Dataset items
**********
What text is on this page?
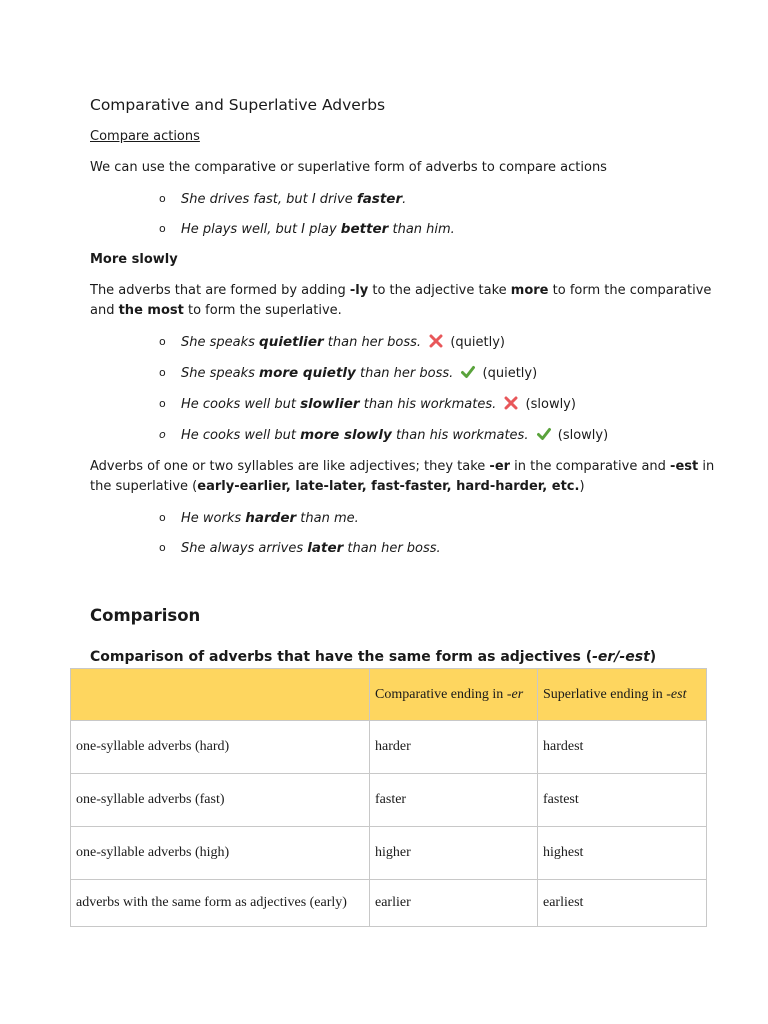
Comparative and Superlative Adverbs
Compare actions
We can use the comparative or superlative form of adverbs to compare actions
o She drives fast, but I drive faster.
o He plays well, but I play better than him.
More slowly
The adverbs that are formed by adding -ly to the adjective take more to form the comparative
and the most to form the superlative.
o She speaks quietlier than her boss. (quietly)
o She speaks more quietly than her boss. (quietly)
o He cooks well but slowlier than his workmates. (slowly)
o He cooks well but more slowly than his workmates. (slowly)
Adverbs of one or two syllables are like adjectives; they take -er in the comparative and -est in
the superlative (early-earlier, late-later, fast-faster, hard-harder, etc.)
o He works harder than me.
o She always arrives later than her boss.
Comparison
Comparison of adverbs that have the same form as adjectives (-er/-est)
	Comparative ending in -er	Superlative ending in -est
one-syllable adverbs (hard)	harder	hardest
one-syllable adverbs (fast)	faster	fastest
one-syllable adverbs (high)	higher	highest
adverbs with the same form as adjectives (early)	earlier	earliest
**********
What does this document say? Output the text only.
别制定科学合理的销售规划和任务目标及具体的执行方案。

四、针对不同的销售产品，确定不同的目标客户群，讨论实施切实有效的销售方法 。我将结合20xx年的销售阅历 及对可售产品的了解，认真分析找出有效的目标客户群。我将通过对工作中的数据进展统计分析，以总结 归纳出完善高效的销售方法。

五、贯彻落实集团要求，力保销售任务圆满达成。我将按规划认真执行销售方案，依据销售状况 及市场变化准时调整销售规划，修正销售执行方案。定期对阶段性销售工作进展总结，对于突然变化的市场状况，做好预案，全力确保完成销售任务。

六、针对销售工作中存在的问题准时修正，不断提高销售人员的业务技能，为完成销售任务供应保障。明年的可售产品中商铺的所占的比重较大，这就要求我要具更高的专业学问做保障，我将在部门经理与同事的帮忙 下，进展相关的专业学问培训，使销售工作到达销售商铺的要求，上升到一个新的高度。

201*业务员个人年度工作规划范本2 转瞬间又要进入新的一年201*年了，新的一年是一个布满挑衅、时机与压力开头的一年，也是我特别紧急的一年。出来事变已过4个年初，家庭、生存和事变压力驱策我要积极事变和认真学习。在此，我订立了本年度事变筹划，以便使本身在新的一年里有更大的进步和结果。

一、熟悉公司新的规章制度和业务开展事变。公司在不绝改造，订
**********
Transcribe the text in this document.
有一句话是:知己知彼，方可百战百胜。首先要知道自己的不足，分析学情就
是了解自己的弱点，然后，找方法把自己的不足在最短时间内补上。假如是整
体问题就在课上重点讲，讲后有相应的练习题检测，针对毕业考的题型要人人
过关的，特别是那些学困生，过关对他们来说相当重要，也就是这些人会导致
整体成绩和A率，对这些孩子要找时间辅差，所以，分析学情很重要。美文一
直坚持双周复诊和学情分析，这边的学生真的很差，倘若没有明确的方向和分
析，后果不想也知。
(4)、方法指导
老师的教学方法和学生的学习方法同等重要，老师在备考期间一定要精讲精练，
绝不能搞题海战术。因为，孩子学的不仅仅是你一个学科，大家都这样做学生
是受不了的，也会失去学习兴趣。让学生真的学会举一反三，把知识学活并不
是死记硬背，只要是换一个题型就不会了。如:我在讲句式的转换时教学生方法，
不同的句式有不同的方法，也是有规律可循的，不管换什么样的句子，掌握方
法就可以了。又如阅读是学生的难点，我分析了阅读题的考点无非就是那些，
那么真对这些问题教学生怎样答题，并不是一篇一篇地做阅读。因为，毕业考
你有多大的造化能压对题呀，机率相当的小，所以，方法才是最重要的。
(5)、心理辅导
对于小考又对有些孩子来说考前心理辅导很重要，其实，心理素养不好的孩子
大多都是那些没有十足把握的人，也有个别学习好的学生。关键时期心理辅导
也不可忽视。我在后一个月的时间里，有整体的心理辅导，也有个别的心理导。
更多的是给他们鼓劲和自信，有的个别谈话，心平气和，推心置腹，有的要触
**********
THE TASK: Leave out every line without the string "take" and copy the rest.

OUTPUT OF THE EXERCISE:
The adverbs that are formed by adding -ly to the adjective take more to form the comparative
Adverbs of one or two syllables are like adjectives; they take -er in the comparative and -est in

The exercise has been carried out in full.